WHAT IS REQUIRED: Would you quote the material below in full and unchanged?
===== DATASET EXTRACT =====
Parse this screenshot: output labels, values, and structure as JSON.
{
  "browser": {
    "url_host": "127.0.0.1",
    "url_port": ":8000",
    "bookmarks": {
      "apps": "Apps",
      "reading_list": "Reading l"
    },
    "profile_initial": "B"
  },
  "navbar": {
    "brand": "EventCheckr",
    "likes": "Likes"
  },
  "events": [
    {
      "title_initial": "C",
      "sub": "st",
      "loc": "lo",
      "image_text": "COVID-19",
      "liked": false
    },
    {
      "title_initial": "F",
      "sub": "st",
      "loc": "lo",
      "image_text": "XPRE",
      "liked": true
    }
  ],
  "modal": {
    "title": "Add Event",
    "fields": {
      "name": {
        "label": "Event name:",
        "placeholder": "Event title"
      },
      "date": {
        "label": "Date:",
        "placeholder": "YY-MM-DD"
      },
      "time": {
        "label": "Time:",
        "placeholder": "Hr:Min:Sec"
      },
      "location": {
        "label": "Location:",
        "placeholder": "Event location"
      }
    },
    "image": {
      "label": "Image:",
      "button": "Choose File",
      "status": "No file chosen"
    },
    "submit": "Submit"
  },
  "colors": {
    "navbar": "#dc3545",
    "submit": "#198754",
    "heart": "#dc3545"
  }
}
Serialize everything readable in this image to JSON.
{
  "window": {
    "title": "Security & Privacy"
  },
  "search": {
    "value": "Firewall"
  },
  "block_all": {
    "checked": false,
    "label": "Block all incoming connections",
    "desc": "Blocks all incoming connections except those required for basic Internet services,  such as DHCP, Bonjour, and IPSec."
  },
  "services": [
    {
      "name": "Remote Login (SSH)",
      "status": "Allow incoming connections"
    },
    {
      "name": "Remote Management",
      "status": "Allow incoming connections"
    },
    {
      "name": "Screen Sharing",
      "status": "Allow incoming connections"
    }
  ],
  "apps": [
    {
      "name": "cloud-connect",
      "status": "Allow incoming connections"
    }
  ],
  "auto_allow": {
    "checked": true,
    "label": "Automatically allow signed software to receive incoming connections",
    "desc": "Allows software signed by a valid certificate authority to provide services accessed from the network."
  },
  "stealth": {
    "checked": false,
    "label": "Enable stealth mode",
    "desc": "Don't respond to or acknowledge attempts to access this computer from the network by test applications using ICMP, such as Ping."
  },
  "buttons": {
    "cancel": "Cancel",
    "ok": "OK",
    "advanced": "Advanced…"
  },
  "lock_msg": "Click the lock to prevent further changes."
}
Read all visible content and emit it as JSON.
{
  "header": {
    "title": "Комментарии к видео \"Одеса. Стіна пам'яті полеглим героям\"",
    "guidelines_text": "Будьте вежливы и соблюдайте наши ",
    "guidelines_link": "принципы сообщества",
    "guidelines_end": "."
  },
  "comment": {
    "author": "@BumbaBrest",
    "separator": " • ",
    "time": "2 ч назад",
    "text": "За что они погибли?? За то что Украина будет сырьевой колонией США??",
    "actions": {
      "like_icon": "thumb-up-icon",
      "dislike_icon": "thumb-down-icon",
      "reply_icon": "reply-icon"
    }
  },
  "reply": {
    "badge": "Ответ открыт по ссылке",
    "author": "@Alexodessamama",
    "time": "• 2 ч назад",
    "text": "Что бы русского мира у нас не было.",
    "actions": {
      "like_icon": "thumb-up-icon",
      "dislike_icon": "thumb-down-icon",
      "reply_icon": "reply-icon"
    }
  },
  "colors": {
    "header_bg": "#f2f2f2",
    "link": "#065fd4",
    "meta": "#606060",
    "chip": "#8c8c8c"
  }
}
=====
SOLUTION:
Parse this screenshot: output labels, values, and structure as JSON.
{
  "browser": {
    "url_host": "127.0.0.1",
    "url_port": ":8000",
    "bookmarks": {
      "apps": "Apps",
      "reading_list": "Reading l"
    },
    "profile_initial": "B"
  },
  "navbar": {
    "brand": "EventCheckr",
    "likes": "Likes"
  },
  "events": [
    {
      "title_initial": "C",
      "sub": "st",
      "loc": "lo",
      "image_text": "COVID-19",
      "liked": false
    },
    {
      "title_initial": "F",
      "sub": "st",
      "loc": "lo",
      "image_text": "XPRE",
      "liked": true
    }
  ],
  "modal": {
    "title": "Add Event",
    "fields": {
      "name": {
        "label": "Event name:",
        "placeholder": "Event title"
      },
      "date": {
        "label": "Date:",
        "placeholder": "YY-MM-DD"
      },
      "time": {
        "label": "Time:",
        "placeholder": "Hr:Min:Sec"
      },
      "location": {
        "label": "Location:",
        "placeholder": "Event location"
      }
    },
    "image": {
      "label": "Image:",
      "button": "Choose File",
      "status": "No file chosen"
    },
    "submit": "Submit"
  },
  "colors": {
    "navbar": "#dc3545",
    "submit": "#198754",
    "heart": "#dc3545"
  }
}
Serialize everything readable in this image to JSON.
{
  "window": {
    "title": "Security & Privacy"
  },
  "search": {
    "value": "Firewall"
  },
  "block_all": {
    "checked": false,
    "label": "Block all incoming connections",
    "desc": "Blocks all incoming connections except those required for basic Internet services,  such as DHCP, Bonjour, and IPSec."
  },
  "services": [
    {
      "name": "Remote Login (SSH)",
      "status": "Allow incoming connections"
    },
    {
      "name": "Remote Management",
      "status": "Allow incoming connections"
    },
    {
      "name": "Screen Sharing",
      "status": "Allow incoming connections"
    }
  ],
  "apps": [
    {
      "name": "cloud-connect",
      "status": "Allow incoming connections"
    }
  ],
  "auto_allow": {
    "checked": true,
    "label": "Automatically allow signed software to receive incoming connections",
    "desc": "Allows software signed by a valid certificate authority to provide services accessed from the network."
  },
  "stealth": {
    "checked": false,
    "label": "Enable stealth mode",
    "desc": "Don't respond to or acknowledge attempts to access this computer from the network by test applications using ICMP, such as Ping."
  },
  "buttons": {
    "cancel": "Cancel",
    "ok": "OK",
    "advanced": "Advanced…"
  },
  "lock_msg": "Click the lock to prevent further changes."
}
Read all visible content and emit it as JSON.
{
  "header": {
    "title": "Комментарии к видео \"Одеса. Стіна пам'яті полеглим героям\"",
    "guidelines_text": "Будьте вежливы и соблюдайте наши ",
    "guidelines_link": "принципы сообщества",
    "guidelines_end": "."
  },
  "comment": {
    "author": "@BumbaBrest",
    "separator": " • ",
    "time": "2 ч назад",
    "text": "За что они погибли?? За то что Украина будет сырьевой колонией США??",
    "actions": {
      "like_icon": "thumb-up-icon",
      "dislike_icon": "thumb-down-icon",
      "reply_icon": "reply-icon"
    }
  },
  "reply": {
    "badge": "Ответ открыт по ссылке",
    "author": "@Alexodessamama",
    "time": "• 2 ч назад",
    "text": "Что бы русского мира у нас не было.",
    "actions": {
      "like_icon": "thumb-up-icon",
      "dislike_icon": "thumb-down-icon",
      "reply_icon": "reply-icon"
    }
  },
  "colors": {
    "header_bg": "#f2f2f2",
    "link": "#065fd4",
    "meta": "#606060",
    "chip": "#8c8c8c"
  }
}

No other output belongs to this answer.